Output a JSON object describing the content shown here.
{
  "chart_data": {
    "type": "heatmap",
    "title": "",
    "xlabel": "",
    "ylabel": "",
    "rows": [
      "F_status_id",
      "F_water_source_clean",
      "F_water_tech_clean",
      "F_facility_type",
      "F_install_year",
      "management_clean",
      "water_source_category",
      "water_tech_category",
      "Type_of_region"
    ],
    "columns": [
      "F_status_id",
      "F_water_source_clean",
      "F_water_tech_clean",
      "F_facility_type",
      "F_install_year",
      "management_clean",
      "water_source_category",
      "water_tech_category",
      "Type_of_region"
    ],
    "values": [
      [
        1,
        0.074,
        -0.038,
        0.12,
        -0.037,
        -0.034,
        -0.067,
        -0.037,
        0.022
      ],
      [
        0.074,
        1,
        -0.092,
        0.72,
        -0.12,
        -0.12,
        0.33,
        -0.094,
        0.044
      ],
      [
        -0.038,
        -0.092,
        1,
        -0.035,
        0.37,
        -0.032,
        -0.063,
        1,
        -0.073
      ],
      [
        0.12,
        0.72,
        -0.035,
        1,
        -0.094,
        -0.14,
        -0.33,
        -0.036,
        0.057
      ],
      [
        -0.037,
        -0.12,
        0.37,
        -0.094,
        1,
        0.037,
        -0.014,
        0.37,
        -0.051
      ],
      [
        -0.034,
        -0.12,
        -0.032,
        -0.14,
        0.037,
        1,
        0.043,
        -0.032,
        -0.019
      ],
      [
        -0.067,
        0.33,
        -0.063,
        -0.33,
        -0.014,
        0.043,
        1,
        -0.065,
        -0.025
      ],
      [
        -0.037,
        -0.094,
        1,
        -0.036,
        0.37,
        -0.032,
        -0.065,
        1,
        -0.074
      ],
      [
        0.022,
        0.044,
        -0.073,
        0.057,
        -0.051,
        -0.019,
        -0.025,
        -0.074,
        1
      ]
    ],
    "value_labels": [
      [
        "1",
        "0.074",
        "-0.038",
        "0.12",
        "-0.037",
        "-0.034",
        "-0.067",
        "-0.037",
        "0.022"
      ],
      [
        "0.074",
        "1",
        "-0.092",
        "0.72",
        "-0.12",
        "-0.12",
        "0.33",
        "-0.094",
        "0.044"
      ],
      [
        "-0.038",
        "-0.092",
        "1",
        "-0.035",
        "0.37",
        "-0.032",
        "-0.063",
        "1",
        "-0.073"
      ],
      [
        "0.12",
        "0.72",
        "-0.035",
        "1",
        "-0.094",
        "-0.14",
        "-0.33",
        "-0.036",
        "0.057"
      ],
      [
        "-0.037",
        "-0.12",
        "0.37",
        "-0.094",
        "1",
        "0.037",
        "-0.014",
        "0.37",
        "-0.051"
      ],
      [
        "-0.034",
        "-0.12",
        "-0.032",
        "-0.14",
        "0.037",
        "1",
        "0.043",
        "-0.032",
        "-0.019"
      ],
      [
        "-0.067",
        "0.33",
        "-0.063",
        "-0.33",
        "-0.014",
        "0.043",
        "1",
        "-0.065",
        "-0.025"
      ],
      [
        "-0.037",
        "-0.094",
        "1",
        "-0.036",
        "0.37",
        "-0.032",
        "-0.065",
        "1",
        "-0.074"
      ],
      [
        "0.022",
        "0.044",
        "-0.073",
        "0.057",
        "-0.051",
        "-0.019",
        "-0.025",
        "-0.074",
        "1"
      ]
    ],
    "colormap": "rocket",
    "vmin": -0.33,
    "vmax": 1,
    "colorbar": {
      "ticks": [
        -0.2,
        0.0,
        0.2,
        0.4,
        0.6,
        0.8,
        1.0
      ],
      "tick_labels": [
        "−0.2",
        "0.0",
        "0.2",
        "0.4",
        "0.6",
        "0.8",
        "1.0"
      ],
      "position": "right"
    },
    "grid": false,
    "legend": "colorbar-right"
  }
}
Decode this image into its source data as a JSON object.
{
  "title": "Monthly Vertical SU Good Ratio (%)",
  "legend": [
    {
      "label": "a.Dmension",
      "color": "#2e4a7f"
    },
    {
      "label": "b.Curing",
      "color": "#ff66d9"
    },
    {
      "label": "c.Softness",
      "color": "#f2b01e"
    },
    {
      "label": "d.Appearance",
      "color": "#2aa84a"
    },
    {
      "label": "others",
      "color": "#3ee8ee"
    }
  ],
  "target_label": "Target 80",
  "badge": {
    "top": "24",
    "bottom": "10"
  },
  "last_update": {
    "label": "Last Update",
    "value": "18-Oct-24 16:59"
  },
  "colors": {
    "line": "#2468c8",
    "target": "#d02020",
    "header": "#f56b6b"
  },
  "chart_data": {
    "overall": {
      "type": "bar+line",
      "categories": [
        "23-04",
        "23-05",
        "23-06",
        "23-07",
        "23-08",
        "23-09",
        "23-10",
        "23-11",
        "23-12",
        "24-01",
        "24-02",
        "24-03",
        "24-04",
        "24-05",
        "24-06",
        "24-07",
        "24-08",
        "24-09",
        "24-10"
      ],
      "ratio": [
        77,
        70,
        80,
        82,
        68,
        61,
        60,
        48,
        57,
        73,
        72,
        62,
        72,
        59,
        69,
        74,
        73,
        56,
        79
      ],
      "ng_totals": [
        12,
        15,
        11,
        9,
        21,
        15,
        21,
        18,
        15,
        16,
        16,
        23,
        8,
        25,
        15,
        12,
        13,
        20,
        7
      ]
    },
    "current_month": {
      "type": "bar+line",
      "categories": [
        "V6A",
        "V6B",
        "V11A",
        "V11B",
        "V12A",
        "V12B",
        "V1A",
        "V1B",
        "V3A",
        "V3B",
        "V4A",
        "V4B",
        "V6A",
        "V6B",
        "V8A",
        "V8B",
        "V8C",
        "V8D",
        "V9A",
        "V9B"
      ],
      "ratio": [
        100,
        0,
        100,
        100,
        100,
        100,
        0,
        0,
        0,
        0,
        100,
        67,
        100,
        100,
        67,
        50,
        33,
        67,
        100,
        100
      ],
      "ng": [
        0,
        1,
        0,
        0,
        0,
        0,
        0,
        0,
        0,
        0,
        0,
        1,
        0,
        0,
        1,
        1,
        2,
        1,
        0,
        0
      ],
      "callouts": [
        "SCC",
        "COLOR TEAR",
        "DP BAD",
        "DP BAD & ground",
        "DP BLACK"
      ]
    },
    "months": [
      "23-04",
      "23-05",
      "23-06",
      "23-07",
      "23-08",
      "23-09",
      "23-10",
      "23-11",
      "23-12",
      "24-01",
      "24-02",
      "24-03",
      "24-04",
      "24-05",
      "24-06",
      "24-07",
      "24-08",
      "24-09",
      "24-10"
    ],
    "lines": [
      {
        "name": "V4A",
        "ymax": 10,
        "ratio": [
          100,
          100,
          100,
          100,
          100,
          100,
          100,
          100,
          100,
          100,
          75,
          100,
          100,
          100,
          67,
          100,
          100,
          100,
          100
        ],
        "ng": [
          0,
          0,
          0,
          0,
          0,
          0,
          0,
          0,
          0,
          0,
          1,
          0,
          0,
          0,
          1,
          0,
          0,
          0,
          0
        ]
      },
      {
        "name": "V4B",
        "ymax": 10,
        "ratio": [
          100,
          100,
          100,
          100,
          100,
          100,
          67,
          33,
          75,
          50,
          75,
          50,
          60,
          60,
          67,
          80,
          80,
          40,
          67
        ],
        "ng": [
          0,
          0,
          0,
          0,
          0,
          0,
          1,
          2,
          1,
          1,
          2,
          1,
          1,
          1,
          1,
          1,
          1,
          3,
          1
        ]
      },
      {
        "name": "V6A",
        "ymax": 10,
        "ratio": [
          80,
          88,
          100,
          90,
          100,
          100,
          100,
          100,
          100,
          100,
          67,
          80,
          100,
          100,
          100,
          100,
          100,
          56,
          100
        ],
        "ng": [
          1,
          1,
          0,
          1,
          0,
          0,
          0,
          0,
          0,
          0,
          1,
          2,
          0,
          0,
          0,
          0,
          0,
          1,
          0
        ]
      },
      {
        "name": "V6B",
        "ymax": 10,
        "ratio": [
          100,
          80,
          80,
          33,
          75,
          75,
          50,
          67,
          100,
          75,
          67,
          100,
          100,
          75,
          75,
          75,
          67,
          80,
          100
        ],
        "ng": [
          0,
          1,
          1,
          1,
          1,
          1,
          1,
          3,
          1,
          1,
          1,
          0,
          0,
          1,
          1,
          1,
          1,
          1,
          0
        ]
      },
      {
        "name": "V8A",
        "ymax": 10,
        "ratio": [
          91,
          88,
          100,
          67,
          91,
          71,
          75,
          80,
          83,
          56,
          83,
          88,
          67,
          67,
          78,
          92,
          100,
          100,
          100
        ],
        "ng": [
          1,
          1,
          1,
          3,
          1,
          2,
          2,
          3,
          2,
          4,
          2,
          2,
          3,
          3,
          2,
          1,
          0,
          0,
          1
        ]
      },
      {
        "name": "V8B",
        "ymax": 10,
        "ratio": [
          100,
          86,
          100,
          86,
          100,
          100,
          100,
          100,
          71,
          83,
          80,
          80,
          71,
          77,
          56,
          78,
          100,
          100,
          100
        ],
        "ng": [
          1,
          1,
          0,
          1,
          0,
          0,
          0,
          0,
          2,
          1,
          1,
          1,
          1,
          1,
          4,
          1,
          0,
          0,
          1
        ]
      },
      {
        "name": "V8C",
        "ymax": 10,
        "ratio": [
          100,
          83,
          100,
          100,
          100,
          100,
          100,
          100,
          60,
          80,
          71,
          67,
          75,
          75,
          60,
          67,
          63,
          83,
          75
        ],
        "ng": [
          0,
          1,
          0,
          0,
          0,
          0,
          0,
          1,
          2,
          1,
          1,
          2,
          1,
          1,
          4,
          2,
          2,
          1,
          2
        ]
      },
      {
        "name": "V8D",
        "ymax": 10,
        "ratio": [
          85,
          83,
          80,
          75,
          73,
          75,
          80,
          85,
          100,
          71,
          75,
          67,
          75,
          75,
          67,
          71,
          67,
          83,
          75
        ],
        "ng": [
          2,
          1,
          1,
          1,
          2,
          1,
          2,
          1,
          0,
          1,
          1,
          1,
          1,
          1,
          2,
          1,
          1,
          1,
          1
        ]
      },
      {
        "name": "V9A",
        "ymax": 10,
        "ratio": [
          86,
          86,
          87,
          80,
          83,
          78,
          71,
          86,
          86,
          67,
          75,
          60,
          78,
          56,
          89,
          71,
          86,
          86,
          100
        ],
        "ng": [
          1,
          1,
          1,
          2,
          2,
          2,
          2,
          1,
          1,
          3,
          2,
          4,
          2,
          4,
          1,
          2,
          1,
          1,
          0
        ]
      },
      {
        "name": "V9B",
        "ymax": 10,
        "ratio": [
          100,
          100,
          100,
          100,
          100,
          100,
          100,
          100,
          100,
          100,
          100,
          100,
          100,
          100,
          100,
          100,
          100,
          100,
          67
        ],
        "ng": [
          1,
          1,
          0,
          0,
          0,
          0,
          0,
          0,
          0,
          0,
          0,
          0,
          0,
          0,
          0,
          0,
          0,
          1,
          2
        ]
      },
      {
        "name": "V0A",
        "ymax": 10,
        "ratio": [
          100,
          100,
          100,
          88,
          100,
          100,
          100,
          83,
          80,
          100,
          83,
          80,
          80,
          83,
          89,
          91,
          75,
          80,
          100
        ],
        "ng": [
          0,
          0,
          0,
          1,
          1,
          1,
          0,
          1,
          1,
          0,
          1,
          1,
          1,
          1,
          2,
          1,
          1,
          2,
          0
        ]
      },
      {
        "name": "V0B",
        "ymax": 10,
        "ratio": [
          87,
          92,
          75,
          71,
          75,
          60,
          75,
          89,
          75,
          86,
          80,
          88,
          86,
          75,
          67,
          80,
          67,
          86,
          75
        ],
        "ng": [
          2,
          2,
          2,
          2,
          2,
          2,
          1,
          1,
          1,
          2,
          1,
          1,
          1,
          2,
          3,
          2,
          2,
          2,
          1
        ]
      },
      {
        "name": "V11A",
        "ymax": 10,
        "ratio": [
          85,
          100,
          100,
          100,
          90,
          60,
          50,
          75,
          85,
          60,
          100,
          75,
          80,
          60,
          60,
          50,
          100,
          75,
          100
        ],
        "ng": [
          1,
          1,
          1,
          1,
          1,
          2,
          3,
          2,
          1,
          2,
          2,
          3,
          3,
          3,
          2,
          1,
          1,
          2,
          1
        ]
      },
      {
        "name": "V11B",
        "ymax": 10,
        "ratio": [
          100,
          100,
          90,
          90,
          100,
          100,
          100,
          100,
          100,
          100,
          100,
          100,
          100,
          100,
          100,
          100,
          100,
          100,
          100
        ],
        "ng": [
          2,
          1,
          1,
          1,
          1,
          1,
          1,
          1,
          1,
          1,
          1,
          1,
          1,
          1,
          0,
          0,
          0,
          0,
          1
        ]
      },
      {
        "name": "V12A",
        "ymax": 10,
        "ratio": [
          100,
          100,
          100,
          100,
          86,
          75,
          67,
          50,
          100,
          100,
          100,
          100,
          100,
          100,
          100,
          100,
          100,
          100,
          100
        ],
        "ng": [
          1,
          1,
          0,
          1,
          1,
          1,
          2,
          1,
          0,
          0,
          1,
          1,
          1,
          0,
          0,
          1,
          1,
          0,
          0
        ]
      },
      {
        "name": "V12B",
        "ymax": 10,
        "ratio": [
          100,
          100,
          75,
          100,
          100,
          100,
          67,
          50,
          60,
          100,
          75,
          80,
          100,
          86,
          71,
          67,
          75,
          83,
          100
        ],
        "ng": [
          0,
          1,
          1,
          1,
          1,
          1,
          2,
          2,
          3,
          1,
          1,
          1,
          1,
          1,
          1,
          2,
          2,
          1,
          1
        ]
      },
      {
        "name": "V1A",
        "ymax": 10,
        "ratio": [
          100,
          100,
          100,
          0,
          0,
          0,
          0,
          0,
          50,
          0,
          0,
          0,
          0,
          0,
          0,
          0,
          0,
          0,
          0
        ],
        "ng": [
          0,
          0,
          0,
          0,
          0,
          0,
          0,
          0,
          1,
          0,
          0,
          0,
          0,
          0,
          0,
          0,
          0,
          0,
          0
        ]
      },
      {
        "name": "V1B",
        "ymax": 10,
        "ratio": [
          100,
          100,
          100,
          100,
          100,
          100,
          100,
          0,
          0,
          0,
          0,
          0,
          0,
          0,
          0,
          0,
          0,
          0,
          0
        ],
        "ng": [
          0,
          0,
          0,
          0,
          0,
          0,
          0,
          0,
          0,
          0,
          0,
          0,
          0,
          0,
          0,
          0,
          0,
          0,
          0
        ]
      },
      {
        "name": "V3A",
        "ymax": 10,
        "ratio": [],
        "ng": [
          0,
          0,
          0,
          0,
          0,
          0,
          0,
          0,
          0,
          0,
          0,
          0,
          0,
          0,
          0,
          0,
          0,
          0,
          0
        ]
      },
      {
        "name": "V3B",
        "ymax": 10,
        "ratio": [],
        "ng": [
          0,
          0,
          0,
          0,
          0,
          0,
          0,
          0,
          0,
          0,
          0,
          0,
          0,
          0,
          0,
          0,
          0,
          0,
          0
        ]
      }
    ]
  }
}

# DIRECTION
Go through the records above and copy every line with the word "title".

# COMPLETED TASK
    "title": "",
  "title": "Monthly Vertical SU Good Ratio (%)",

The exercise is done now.